→ **Entries from a dataset**:
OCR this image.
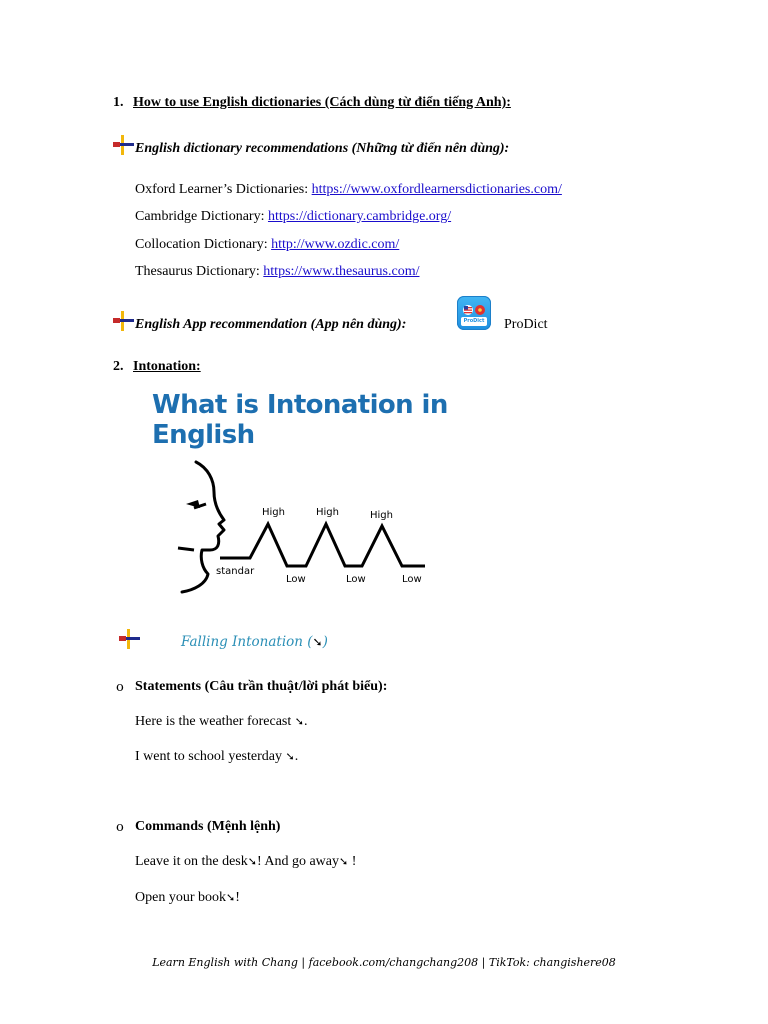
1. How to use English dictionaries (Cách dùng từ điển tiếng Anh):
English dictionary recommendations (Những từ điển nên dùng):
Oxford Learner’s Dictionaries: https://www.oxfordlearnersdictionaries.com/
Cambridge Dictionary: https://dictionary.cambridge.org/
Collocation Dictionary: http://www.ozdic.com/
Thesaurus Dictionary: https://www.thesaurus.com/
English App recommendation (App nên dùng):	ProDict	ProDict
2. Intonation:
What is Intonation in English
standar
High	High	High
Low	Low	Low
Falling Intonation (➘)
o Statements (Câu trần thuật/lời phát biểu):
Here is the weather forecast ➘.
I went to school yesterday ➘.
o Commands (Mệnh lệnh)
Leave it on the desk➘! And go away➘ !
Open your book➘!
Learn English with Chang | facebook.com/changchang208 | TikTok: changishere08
==
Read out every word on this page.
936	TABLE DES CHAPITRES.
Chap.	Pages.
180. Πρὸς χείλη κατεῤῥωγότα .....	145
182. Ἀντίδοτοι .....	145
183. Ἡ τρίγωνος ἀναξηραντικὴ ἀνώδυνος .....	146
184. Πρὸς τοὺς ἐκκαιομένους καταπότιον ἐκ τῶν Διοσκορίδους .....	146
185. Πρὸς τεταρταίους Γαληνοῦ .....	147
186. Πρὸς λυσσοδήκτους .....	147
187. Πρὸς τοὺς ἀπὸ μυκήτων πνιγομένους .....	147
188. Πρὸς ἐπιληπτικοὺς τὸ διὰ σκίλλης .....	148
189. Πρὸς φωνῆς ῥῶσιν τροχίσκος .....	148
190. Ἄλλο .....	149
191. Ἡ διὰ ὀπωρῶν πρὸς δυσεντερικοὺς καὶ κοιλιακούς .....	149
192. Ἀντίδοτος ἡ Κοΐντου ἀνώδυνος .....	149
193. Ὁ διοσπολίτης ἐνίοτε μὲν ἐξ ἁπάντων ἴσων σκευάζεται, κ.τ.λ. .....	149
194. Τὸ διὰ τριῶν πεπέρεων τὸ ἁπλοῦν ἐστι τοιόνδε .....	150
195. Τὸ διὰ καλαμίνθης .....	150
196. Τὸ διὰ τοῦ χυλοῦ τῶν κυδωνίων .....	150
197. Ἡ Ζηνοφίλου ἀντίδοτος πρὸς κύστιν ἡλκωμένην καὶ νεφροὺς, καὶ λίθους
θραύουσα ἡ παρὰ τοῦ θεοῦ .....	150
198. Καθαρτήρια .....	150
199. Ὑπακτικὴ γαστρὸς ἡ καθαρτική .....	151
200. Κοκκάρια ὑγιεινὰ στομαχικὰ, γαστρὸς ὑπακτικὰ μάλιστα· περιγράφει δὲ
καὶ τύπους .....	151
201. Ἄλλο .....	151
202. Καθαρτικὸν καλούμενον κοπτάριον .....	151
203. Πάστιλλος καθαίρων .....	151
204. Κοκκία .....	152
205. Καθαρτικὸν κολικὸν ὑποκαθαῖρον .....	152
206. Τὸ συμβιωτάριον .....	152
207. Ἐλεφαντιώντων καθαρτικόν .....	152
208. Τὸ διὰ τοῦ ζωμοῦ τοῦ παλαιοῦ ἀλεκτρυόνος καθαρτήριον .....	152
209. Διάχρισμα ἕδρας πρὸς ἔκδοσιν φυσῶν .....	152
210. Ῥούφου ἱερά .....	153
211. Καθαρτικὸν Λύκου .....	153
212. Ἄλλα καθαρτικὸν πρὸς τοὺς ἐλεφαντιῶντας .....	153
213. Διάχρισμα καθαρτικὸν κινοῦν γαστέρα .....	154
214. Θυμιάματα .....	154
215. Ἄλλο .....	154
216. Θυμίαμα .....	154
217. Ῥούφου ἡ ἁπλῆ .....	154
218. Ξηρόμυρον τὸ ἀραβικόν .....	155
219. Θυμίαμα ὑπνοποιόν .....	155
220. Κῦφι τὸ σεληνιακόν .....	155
--
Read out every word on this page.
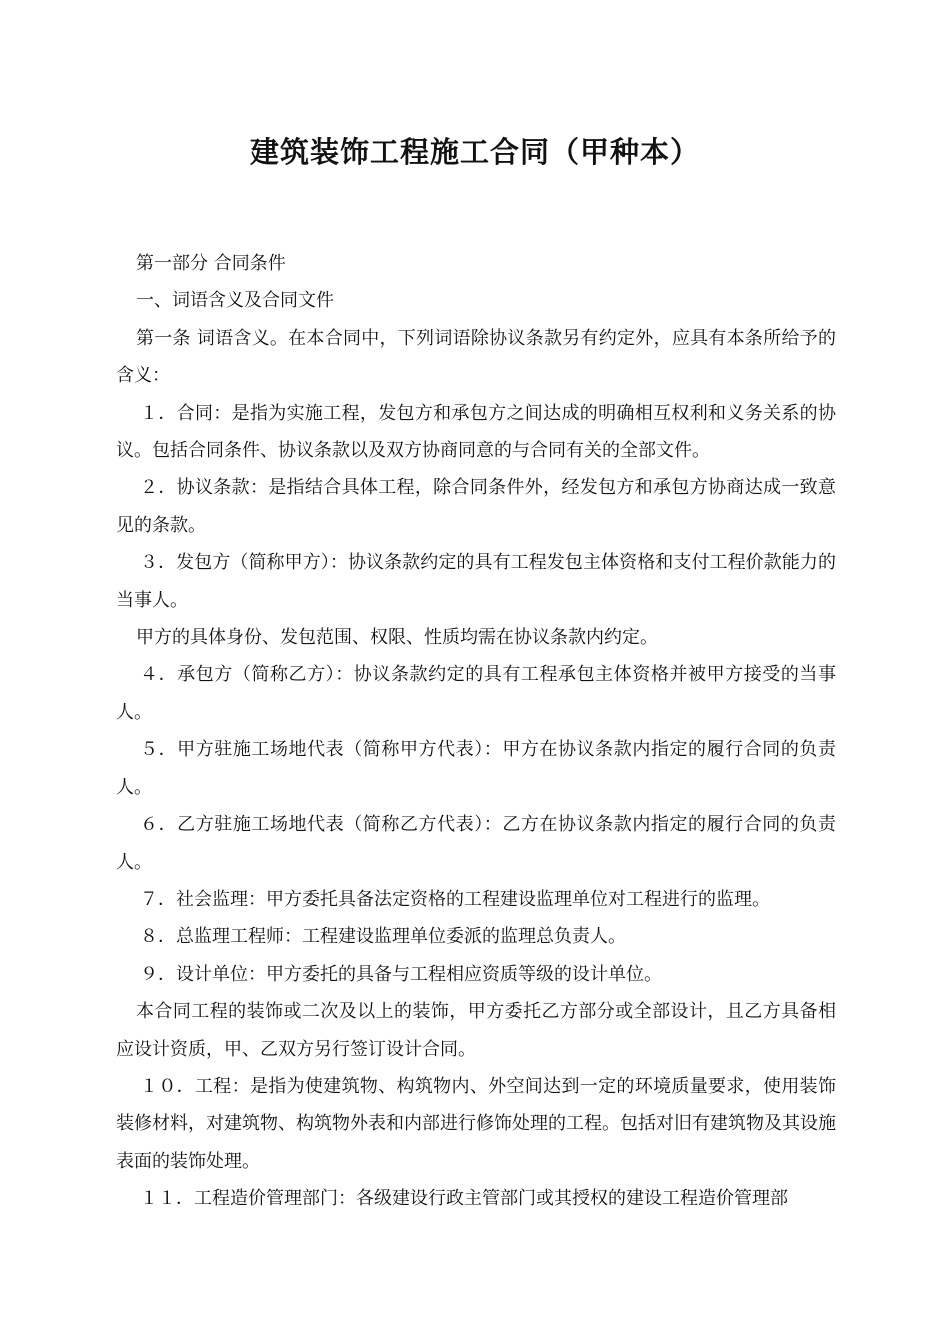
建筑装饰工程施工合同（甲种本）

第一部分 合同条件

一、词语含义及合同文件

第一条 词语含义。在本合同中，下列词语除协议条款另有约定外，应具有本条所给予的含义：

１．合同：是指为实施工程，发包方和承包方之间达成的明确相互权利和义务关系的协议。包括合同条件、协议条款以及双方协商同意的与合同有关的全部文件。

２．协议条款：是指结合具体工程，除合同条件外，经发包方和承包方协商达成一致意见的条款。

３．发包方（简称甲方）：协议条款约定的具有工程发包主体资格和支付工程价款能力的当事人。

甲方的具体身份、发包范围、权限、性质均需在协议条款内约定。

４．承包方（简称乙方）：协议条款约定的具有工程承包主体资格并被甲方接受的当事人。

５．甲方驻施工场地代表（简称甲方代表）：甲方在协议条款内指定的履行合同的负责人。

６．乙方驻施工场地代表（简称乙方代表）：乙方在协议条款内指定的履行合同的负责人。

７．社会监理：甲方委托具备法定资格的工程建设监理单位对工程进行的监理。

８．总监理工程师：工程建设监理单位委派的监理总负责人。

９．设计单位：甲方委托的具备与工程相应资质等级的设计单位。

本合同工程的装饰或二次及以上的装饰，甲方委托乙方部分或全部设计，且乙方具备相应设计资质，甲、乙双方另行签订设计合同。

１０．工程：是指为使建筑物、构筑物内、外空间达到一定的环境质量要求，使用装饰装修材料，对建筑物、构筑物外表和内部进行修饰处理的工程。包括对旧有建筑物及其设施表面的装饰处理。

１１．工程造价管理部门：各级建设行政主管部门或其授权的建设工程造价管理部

→ **What you need to do**: Go through the records and copy each line with "Διάχρισμα" in it.

→ **Answer to this exercise**:
209. Διάχρισμα ἕδρας πρὸς ἔκδοσιν φυσῶν .....	152
213. Διάχρισμα καθαρτικὸν κινοῦν γαστέρα .....	154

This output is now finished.